- **AIM OF THE TASK**
Would you retype all of these records exactly?

[BEGIN]

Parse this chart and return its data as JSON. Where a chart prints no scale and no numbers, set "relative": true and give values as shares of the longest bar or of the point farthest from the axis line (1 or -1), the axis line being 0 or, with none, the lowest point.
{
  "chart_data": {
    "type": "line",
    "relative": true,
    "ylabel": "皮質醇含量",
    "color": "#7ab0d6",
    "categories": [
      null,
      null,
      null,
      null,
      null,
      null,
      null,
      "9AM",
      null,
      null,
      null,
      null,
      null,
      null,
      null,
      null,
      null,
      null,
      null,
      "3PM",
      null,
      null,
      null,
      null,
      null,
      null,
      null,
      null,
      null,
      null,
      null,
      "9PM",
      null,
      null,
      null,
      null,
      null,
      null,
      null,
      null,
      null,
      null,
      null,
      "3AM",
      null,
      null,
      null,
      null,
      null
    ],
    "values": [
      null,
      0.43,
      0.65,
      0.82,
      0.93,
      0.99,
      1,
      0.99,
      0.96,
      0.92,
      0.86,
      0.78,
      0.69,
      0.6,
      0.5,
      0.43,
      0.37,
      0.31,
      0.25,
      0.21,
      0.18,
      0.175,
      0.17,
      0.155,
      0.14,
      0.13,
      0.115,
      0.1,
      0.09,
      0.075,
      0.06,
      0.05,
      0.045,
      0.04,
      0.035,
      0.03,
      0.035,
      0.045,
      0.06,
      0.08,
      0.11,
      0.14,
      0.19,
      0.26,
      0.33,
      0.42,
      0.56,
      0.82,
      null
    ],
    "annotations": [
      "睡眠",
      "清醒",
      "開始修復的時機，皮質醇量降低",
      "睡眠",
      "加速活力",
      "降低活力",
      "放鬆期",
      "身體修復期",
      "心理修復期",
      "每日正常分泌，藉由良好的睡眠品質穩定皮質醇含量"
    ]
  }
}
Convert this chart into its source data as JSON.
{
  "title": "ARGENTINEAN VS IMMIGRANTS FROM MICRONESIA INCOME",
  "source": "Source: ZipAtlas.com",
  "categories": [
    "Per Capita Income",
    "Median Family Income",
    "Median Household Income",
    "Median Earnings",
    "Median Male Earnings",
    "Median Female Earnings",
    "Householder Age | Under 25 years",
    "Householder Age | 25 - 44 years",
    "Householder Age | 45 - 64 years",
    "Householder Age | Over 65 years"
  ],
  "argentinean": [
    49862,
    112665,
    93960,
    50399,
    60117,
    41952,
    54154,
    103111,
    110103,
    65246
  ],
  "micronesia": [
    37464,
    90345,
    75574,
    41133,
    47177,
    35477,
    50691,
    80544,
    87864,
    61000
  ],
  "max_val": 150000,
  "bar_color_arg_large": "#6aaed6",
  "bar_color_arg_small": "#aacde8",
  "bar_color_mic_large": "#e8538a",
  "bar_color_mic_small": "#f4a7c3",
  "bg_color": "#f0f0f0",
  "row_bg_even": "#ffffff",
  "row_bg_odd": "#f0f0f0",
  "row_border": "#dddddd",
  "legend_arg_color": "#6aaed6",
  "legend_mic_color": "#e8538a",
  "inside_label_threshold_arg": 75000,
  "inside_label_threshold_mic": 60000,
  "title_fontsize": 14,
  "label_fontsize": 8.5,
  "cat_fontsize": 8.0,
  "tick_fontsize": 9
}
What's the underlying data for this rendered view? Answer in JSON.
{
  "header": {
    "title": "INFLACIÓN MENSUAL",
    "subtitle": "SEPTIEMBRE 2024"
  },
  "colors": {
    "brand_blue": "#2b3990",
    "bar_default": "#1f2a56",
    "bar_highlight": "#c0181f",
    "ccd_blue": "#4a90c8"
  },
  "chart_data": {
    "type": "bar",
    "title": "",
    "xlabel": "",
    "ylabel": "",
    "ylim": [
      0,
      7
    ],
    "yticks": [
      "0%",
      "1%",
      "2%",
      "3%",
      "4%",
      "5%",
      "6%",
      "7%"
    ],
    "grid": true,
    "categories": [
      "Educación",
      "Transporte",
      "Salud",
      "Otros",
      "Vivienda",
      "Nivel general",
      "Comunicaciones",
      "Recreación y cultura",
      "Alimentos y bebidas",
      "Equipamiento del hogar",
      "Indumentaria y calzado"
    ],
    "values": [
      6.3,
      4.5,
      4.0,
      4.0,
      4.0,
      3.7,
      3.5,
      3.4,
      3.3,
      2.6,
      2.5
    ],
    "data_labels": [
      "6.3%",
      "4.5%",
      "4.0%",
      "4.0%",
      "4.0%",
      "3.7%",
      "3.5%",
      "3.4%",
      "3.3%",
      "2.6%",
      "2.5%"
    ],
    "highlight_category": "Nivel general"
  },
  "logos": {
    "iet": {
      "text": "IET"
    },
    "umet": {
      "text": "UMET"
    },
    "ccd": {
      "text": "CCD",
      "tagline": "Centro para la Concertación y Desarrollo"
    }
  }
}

[END]

- **WORKED SOLUTION**
Parse this chart and return its data as JSON. Where a chart prints no scale and no numbers, set "relative": true and give values as shares of the longest bar or of the point farthest from the axis line (1 or -1), the axis line being 0 or, with none, the lowest point.
{
  "chart_data": {
    "type": "line",
    "relative": true,
    "ylabel": "皮質醇含量",
    "color": "#7ab0d6",
    "categories": [
      null,
      null,
      null,
      null,
      null,
      null,
      null,
      "9AM",
      null,
      null,
      null,
      null,
      null,
      null,
      null,
      null,
      null,
      null,
      null,
      "3PM",
      null,
      null,
      null,
      null,
      null,
      null,
      null,
      null,
      null,
      null,
      null,
      "9PM",
      null,
      null,
      null,
      null,
      null,
      null,
      null,
      null,
      null,
      null,
      null,
      "3AM",
      null,
      null,
      null,
      null,
      null
    ],
    "values": [
      null,
      0.43,
      0.65,
      0.82,
      0.93,
      0.99,
      1,
      0.99,
      0.96,
      0.92,
      0.86,
      0.78,
      0.69,
      0.6,
      0.5,
      0.43,
      0.37,
      0.31,
      0.25,
      0.21,
      0.18,
      0.175,
      0.17,
      0.155,
      0.14,
      0.13,
      0.115,
      0.1,
      0.09,
      0.075,
      0.06,
      0.05,
      0.045,
      0.04,
      0.035,
      0.03,
      0.035,
      0.045,
      0.06,
      0.08,
      0.11,
      0.14,
      0.19,
      0.26,
      0.33,
      0.42,
      0.56,
      0.82,
      null
    ],
    "annotations": [
      "睡眠",
      "清醒",
      "開始修復的時機，皮質醇量降低",
      "睡眠",
      "加速活力",
      "降低活力",
      "放鬆期",
      "身體修復期",
      "心理修復期",
      "每日正常分泌，藉由良好的睡眠品質穩定皮質醇含量"
    ]
  }
}
Convert this chart into its source data as JSON.
{
  "title": "ARGENTINEAN VS IMMIGRANTS FROM MICRONESIA INCOME",
  "source": "Source: ZipAtlas.com",
  "categories": [
    "Per Capita Income",
    "Median Family Income",
    "Median Household Income",
    "Median Earnings",
    "Median Male Earnings",
    "Median Female Earnings",
    "Householder Age | Under 25 years",
    "Householder Age | 25 - 44 years",
    "Householder Age | 45 - 64 years",
    "Householder Age | Over 65 years"
  ],
  "argentinean": [
    49862,
    112665,
    93960,
    50399,
    60117,
    41952,
    54154,
    103111,
    110103,
    65246
  ],
  "micronesia": [
    37464,
    90345,
    75574,
    41133,
    47177,
    35477,
    50691,
    80544,
    87864,
    61000
  ],
  "max_val": 150000,
  "bar_color_arg_large": "#6aaed6",
  "bar_color_arg_small": "#aacde8",
  "bar_color_mic_large": "#e8538a",
  "bar_color_mic_small": "#f4a7c3",
  "bg_color": "#f0f0f0",
  "row_bg_even": "#ffffff",
  "row_bg_odd": "#f0f0f0",
  "row_border": "#dddddd",
  "legend_arg_color": "#6aaed6",
  "legend_mic_color": "#e8538a",
  "inside_label_threshold_arg": 75000,
  "inside_label_threshold_mic": 60000,
  "title_fontsize": 14,
  "label_fontsize": 8.5,
  "cat_fontsize": 8.0,
  "tick_fontsize": 9
}
What's the underlying data for this rendered view? Answer in JSON.
{
  "header": {
    "title": "INFLACIÓN MENSUAL",
    "subtitle": "SEPTIEMBRE 2024"
  },
  "colors": {
    "brand_blue": "#2b3990",
    "bar_default": "#1f2a56",
    "bar_highlight": "#c0181f",
    "ccd_blue": "#4a90c8"
  },
  "chart_data": {
    "type": "bar",
    "title": "",
    "xlabel": "",
    "ylabel": "",
    "ylim": [
      0,
      7
    ],
    "yticks": [
      "0%",
      "1%",
      "2%",
      "3%",
      "4%",
      "5%",
      "6%",
      "7%"
    ],
    "grid": true,
    "categories": [
      "Educación",
      "Transporte",
      "Salud",
      "Otros",
      "Vivienda",
      "Nivel general",
      "Comunicaciones",
      "Recreación y cultura",
      "Alimentos y bebidas",
      "Equipamiento del hogar",
      "Indumentaria y calzado"
    ],
    "values": [
      6.3,
      4.5,
      4.0,
      4.0,
      4.0,
      3.7,
      3.5,
      3.4,
      3.3,
      2.6,
      2.5
    ],
    "data_labels": [
      "6.3%",
      "4.5%",
      "4.0%",
      "4.0%",
      "4.0%",
      "3.7%",
      "3.5%",
      "3.4%",
      "3.3%",
      "2.6%",
      "2.5%"
    ],
    "highlight_category": "Nivel general"
  },
  "logos": {
    "iet": {
      "text": "IET"
    },
    "umet": {
      "text": "UMET"
    },
    "ccd": {
      "text": "CCD",
      "tagline": "Centro para la Concertación y Desarrollo"
    }
  }
}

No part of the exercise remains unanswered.